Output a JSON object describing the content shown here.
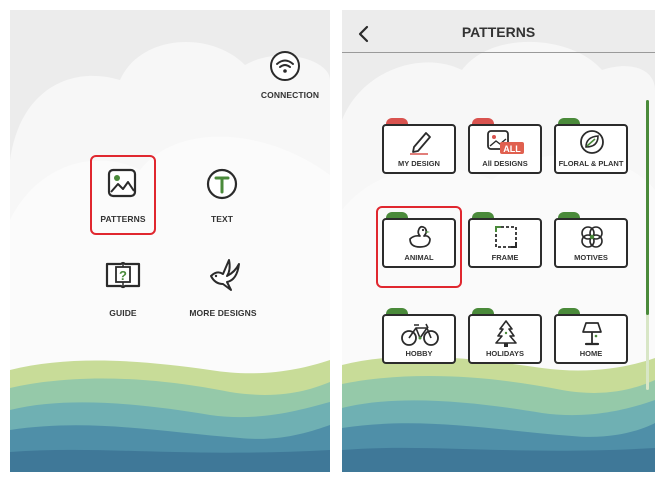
{
  "left_screen": {
    "connection": {
      "label": "CONNECTION",
      "icon": "wifi-icon"
    },
    "menu": [
      {
        "id": "patterns",
        "label": "PATTERNS",
        "icon": "image-icon",
        "selected": true
      },
      {
        "id": "text",
        "label": "TEXT",
        "icon": "text-t-icon",
        "selected": false
      },
      {
        "id": "guide",
        "label": "GUIDE",
        "icon": "book-question-icon",
        "selected": false
      },
      {
        "id": "more-designs",
        "label": "MORE DESIGNS",
        "icon": "bird-icon",
        "selected": false
      }
    ]
  },
  "right_screen": {
    "header": {
      "title": "PATTERNS",
      "back_icon": "chevron-left-icon"
    },
    "categories": [
      {
        "label": "MY DESIGN",
        "icon": "pencil-icon",
        "tab_color": "#d9534f"
      },
      {
        "label": "All DESIGNS",
        "icon": "image-all-icon",
        "badge": "ALL",
        "tab_color": "#d9534f"
      },
      {
        "label": "FLORAL & PLANT",
        "icon": "leaf-icon",
        "tab_color": "#4a8a3a"
      },
      {
        "label": "ANIMAL",
        "icon": "duck-icon",
        "tab_color": "#4a8a3a",
        "selected": true
      },
      {
        "label": "FRAME",
        "icon": "frame-icon",
        "tab_color": "#4a8a3a"
      },
      {
        "label": "MOTIVES",
        "icon": "flower-icon",
        "tab_color": "#4a8a3a"
      },
      {
        "label": "HOBBY",
        "icon": "bicycle-icon",
        "tab_color": "#4a8a3a"
      },
      {
        "label": "HOLIDAYS",
        "icon": "tree-icon",
        "tab_color": "#4a8a3a"
      },
      {
        "label": "HOME",
        "icon": "lamp-icon",
        "tab_color": "#4a8a3a"
      }
    ]
  },
  "colors": {
    "accent_green": "#4a8a3a",
    "selection_red": "#e0272f",
    "tab_red": "#d9534f"
  }
}
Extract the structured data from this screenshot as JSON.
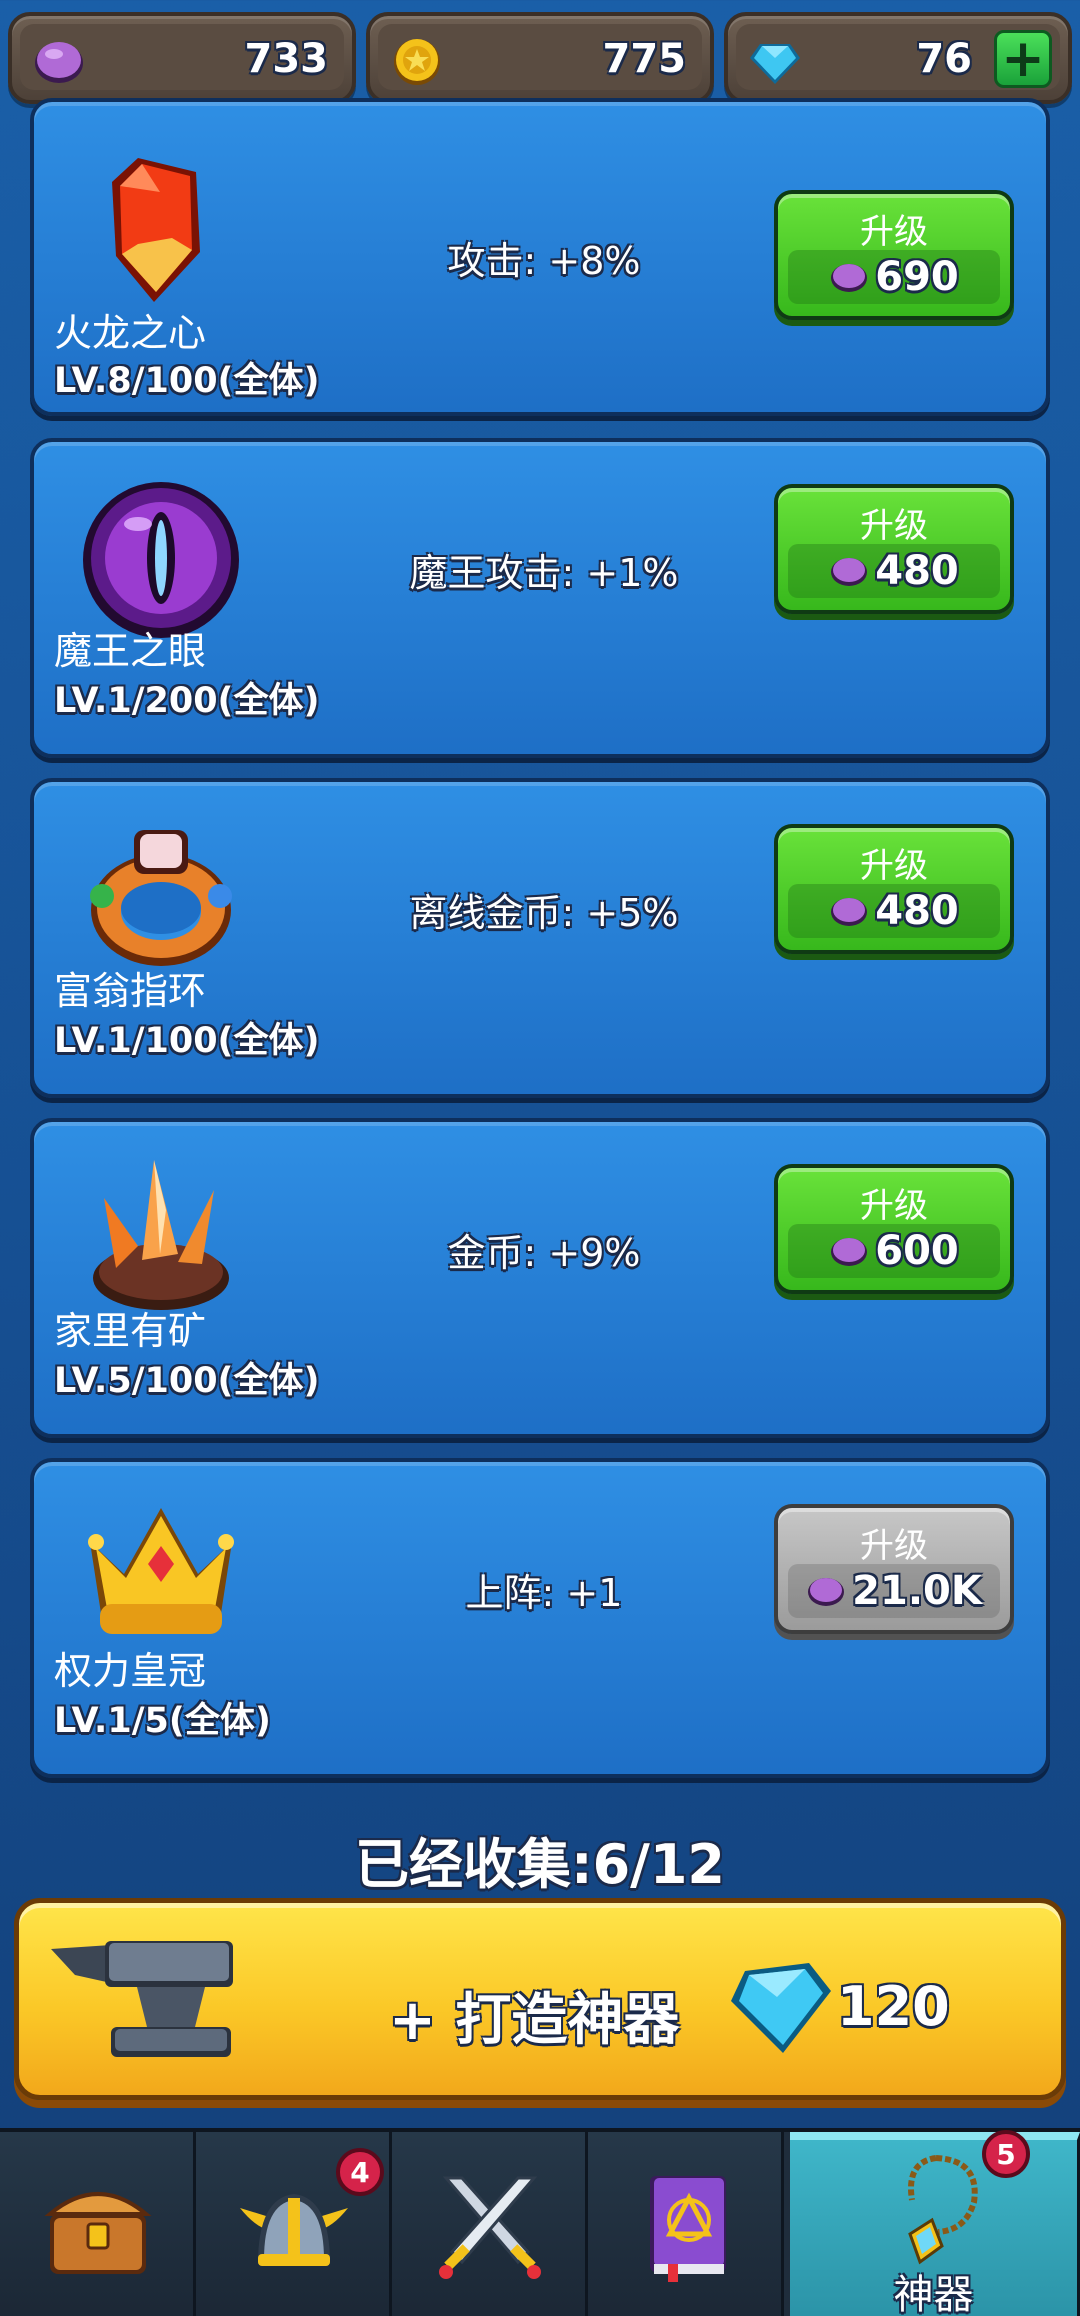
{
  "currencies": {
    "orbs": "733",
    "gold": "775",
    "gems": "76",
    "add_label": "+"
  },
  "artifacts": [
    {
      "name": "火龙之心",
      "level": "LV.8/100(全体)",
      "effect": "攻击: +8%",
      "upgrade_label": "升级",
      "cost": "690",
      "state": "affordable",
      "icon": "fire-crystal-icon"
    },
    {
      "name": "魔王之眼",
      "level": "LV.1/200(全体)",
      "effect": "魔王攻击: +1%",
      "upgrade_label": "升级",
      "cost": "480",
      "state": "affordable",
      "icon": "demon-eye-icon"
    },
    {
      "name": "富翁指环",
      "level": "LV.1/100(全体)",
      "effect": "离线金币: +5%",
      "upgrade_label": "升级",
      "cost": "480",
      "state": "affordable",
      "icon": "jeweled-ring-icon"
    },
    {
      "name": "家里有矿",
      "level": "LV.5/100(全体)",
      "effect": "金币: +9%",
      "upgrade_label": "升级",
      "cost": "600",
      "state": "affordable",
      "icon": "ore-crystals-icon"
    },
    {
      "name": "权力皇冠",
      "level": "LV.1/5(全体)",
      "effect": "上阵: +1",
      "upgrade_label": "升级",
      "cost": "21.0K",
      "state": "disabled",
      "icon": "gold-crown-icon"
    }
  ],
  "collected": "已经收集:6/12",
  "forge": {
    "label": "+ 打造神器",
    "price": "120"
  },
  "nav": {
    "tabs": [
      {
        "icon": "treasure-chest-icon",
        "badge": ""
      },
      {
        "icon": "viking-helmet-icon",
        "badge": "4"
      },
      {
        "icon": "crossed-swords-icon",
        "badge": ""
      },
      {
        "icon": "spellbook-icon",
        "badge": ""
      },
      {
        "icon": "amulet-icon",
        "badge": "5",
        "label": "神器",
        "active": true
      }
    ]
  },
  "colors": {
    "background": "#1a5fa8",
    "card": "#2f8fe4",
    "upgrade_green": "#4ecb2a",
    "upgrade_gray": "#aeaeae",
    "forge_yellow": "#fbc827",
    "badge_red": "#d5234a",
    "active_tab": "#3fb6c9"
  }
}
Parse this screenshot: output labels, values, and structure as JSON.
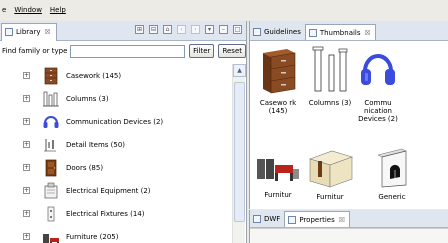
{
  "menubar": {
    "items": [
      {
        "label": "e"
      },
      {
        "label": "Window"
      },
      {
        "label": "Help"
      }
    ]
  },
  "library": {
    "tab_label": "Library",
    "tab_close": "☒",
    "find_label": "Find family or type",
    "find_value": "",
    "filter_label": "Filter",
    "reset_label": "Reset",
    "items": [
      {
        "label": "Casework (145)",
        "icon": "cabinet-icon"
      },
      {
        "label": "Columns (3)",
        "icon": "column-icon"
      },
      {
        "label": "Communication Devices (2)",
        "icon": "headset-icon"
      },
      {
        "label": "Detail Items (50)",
        "icon": "detail-item-icon"
      },
      {
        "label": "Doors (85)",
        "icon": "door-icon"
      },
      {
        "label": "Electrical Equipment (2)",
        "icon": "electrical-equipment-icon"
      },
      {
        "label": "Electrical Fixtures (14)",
        "icon": "electrical-fixture-icon"
      },
      {
        "label": "Furniture (205)",
        "icon": "furniture-icon"
      }
    ],
    "expander_symbol": "+"
  },
  "top_panel": {
    "tabs": [
      {
        "label": "Guidelines",
        "active": false
      },
      {
        "label": "Thumbnails",
        "active": true,
        "close": "☒"
      }
    ],
    "thumbnails": [
      {
        "label": "Casewo rk (145)",
        "icon": "cabinet-thumbnail"
      },
      {
        "label": "Columns (3)",
        "icon": "columns-thumbnail"
      },
      {
        "label": "Commu nication Devices (2)",
        "icon": "headset-thumbnail"
      },
      {
        "label": "Furnitur",
        "icon": "furniture-set-thumbnail"
      },
      {
        "label": "Furnitur",
        "icon": "cubicle-thumbnail"
      },
      {
        "label": "Generic",
        "icon": "generic-thumbnail"
      }
    ]
  },
  "bottom_panel": {
    "tabs": [
      {
        "label": "DWF",
        "active": false
      },
      {
        "label": "Properties",
        "active": true,
        "close": "☒"
      }
    ]
  },
  "colors": {
    "tab_bar": "#dfe6ef",
    "accent_blue": "#3b4bdb",
    "cabinet_brown": "#8a4b22"
  }
}
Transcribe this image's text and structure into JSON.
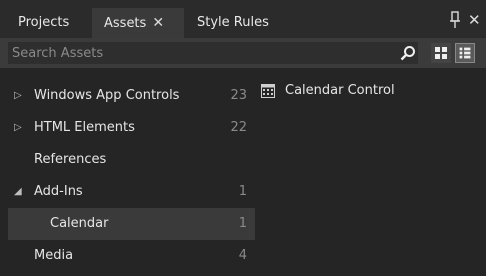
{
  "tabs": {
    "projects_label": "Projects",
    "assets_label": "Assets",
    "assets_close_glyph": "✕",
    "style_rules_label": "Style Rules",
    "panel_close_glyph": "✕"
  },
  "search": {
    "placeholder": "Search Assets",
    "value": ""
  },
  "tree": [
    {
      "label": "Windows App Controls",
      "count": "23",
      "expander": "▷"
    },
    {
      "label": "HTML Elements",
      "count": "22",
      "expander": "▷"
    },
    {
      "label": "References",
      "count": "",
      "expander": ""
    },
    {
      "label": "Add-Ins",
      "count": "1",
      "expander": "◢"
    },
    {
      "label": "Calendar",
      "count": "1",
      "expander": ""
    },
    {
      "label": "Media",
      "count": "4",
      "expander": ""
    }
  ],
  "assets": [
    {
      "label": "Calendar Control",
      "icon": "calendar-control-icon"
    }
  ],
  "colors": {
    "background": "#252526",
    "tabbar": "#2b2b2b",
    "active_tab": "#3a3a3a",
    "search_row": "#3b3b3b",
    "selected_row": "#3a3a3a"
  }
}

• [Task to carry out] All of the records above must be copied exactly, except for the pictures.

• [The reply]
Output a JSON object describing the content shown here.
{
  "left_screen": {
    "connection": {
      "label": "CONNECTION",
      "icon": "wifi-icon"
    },
    "menu": [
      {
        "id": "patterns",
        "label": "PATTERNS",
        "icon": "image-icon",
        "selected": true
      },
      {
        "id": "text",
        "label": "TEXT",
        "icon": "text-t-icon",
        "selected": false
      },
      {
        "id": "guide",
        "label": "GUIDE",
        "icon": "book-question-icon",
        "selected": false
      },
      {
        "id": "more-designs",
        "label": "MORE DESIGNS",
        "icon": "bird-icon",
        "selected": false
      }
    ]
  },
  "right_screen": {
    "header": {
      "title": "PATTERNS",
      "back_icon": "chevron-left-icon"
    },
    "categories": [
      {
        "label": "MY DESIGN",
        "icon": "pencil-icon",
        "tab_color": "#d9534f"
      },
      {
        "label": "All DESIGNS",
        "icon": "image-all-icon",
        "badge": "ALL",
        "tab_color": "#d9534f"
      },
      {
        "label": "FLORAL & PLANT",
        "icon": "leaf-icon",
        "tab_color": "#4a8a3a"
      },
      {
        "label": "ANIMAL",
        "icon": "duck-icon",
        "tab_color": "#4a8a3a",
        "selected": true
      },
      {
        "label": "FRAME",
        "icon": "frame-icon",
        "tab_color": "#4a8a3a"
      },
      {
        "label": "MOTIVES",
        "icon": "flower-icon",
        "tab_color": "#4a8a3a"
      },
      {
        "label": "HOBBY",
        "icon": "bicycle-icon",
        "tab_color": "#4a8a3a"
      },
      {
        "label": "HOLIDAYS",
        "icon": "tree-icon",
        "tab_color": "#4a8a3a"
      },
      {
        "label": "HOME",
        "icon": "lamp-icon",
        "tab_color": "#4a8a3a"
      }
    ]
  },
  "colors": {
    "accent_green": "#4a8a3a",
    "selection_red": "#e0272f",
    "tab_red": "#d9534f"
  }
}
Extract the structured data from this screenshot as JSON.
{
  "currencies": {
    "orbs": "733",
    "gold": "775",
    "gems": "76",
    "add_label": "+"
  },
  "artifacts": [
    {
      "name": "火龙之心",
      "level": "LV.8/100(全体)",
      "effect": "攻击: +8%",
      "upgrade_label": "升级",
      "cost": "690",
      "state": "affordable",
      "icon": "fire-crystal-icon"
    },
    {
      "name": "魔王之眼",
      "level": "LV.1/200(全体)",
      "effect": "魔王攻击: +1%",
      "upgrade_label": "升级",
      "cost": "480",
      "state": "affordable",
      "icon": "demon-eye-icon"
    },
    {
      "name": "富翁指环",
      "level": "LV.1/100(全体)",
      "effect": "离线金币: +5%",
      "upgrade_label": "升级",
      "cost": "480",
      "state": "affordable",
      "icon": "jeweled-ring-icon"
    },
    {
      "name": "家里有矿",
      "level": "LV.5/100(全体)",
      "effect": "金币: +9%",
      "upgrade_label": "升级",
      "cost": "600",
      "state": "affordable",
      "icon": "ore-crystals-icon"
    },
    {
      "name": "权力皇冠",
      "level": "LV.1/5(全体)",
      "effect": "上阵: +1",
      "upgrade_label": "升级",
      "cost": "21.0K",
      "state": "disabled",
      "icon": "gold-crown-icon"
    }
  ],
  "collected": "已经收集:6/12",
  "forge": {
    "label": "+ 打造神器",
    "price": "120"
  },
  "nav": {
    "tabs": [
      {
        "icon": "treasure-chest-icon",
        "badge": ""
      },
      {
        "icon": "viking-helmet-icon",
        "badge": "4"
      },
      {
        "icon": "crossed-swords-icon",
        "badge": ""
      },
      {
        "icon": "spellbook-icon",
        "badge": ""
      },
      {
        "icon": "amulet-icon",
        "badge": "5",
        "label": "神器",
        "active": true
      }
    ]
  },
  "colors": {
    "background": "#1a5fa8",
    "card": "#2f8fe4",
    "upgrade_green": "#4ecb2a",
    "upgrade_gray": "#aeaeae",
    "forge_yellow": "#fbc827",
    "badge_red": "#d5234a",
    "active_tab": "#3fb6c9"
  }
}
Parse this screenshot: output labels, values, and structure as JSON.
{
  "menubar": {
    "items": [
      {
        "label": "e"
      },
      {
        "label": "Window"
      },
      {
        "label": "Help"
      }
    ]
  },
  "library": {
    "tab_label": "Library",
    "tab_close": "☒",
    "find_label": "Find family or type",
    "find_value": "",
    "filter_label": "Filter",
    "reset_label": "Reset",
    "items": [
      {
        "label": "Casework (145)",
        "icon": "cabinet-icon"
      },
      {
        "label": "Columns (3)",
        "icon": "column-icon"
      },
      {
        "label": "Communication Devices (2)",
        "icon": "headset-icon"
      },
      {
        "label": "Detail Items (50)",
        "icon": "detail-item-icon"
      },
      {
        "label": "Doors (85)",
        "icon": "door-icon"
      },
      {
        "label": "Electrical Equipment (2)",
        "icon": "electrical-equipment-icon"
      },
      {
        "label": "Electrical Fixtures (14)",
        "icon": "electrical-fixture-icon"
      },
      {
        "label": "Furniture (205)",
        "icon": "furniture-icon"
      }
    ],
    "expander_symbol": "+"
  },
  "top_panel": {
    "tabs": [
      {
        "label": "Guidelines",
        "active": false
      },
      {
        "label": "Thumbnails",
        "active": true,
        "close": "☒"
      }
    ],
    "thumbnails": [
      {
        "label": "Casewo rk (145)",
        "icon": "cabinet-thumbnail"
      },
      {
        "label": "Columns (3)",
        "icon": "columns-thumbnail"
      },
      {
        "label": "Commu nication Devices (2)",
        "icon": "headset-thumbnail"
      },
      {
        "label": "Furnitur",
        "icon": "furniture-set-thumbnail"
      },
      {
        "label": "Furnitur",
        "icon": "cubicle-thumbnail"
      },
      {
        "label": "Generic",
        "icon": "generic-thumbnail"
      }
    ]
  },
  "bottom_panel": {
    "tabs": [
      {
        "label": "DWF",
        "active": false
      },
      {
        "label": "Properties",
        "active": true,
        "close": "☒"
      }
    ]
  },
  "colors": {
    "tab_bar": "#dfe6ef",
    "accent_blue": "#3b4bdb",
    "cabinet_brown": "#8a4b22"
  }
}
Transcribe this image's text and structure into JSON.
{
  "tabs": {
    "projects_label": "Projects",
    "assets_label": "Assets",
    "assets_close_glyph": "✕",
    "style_rules_label": "Style Rules",
    "panel_close_glyph": "✕"
  },
  "search": {
    "placeholder": "Search Assets",
    "value": ""
  },
  "tree": [
    {
      "label": "Windows App Controls",
      "count": "23",
      "expander": "▷"
    },
    {
      "label": "HTML Elements",
      "count": "22",
      "expander": "▷"
    },
    {
      "label": "References",
      "count": "",
      "expander": ""
    },
    {
      "label": "Add-Ins",
      "count": "1",
      "expander": "◢"
    },
    {
      "label": "Calendar",
      "count": "1",
      "expander": ""
    },
    {
      "label": "Media",
      "count": "4",
      "expander": ""
    }
  ],
  "assets": [
    {
      "label": "Calendar Control",
      "icon": "calendar-control-icon"
    }
  ],
  "colors": {
    "background": "#252526",
    "tabbar": "#2b2b2b",
    "active_tab": "#3a3a3a",
    "search_row": "#3b3b3b",
    "selected_row": "#3a3a3a"
  }
}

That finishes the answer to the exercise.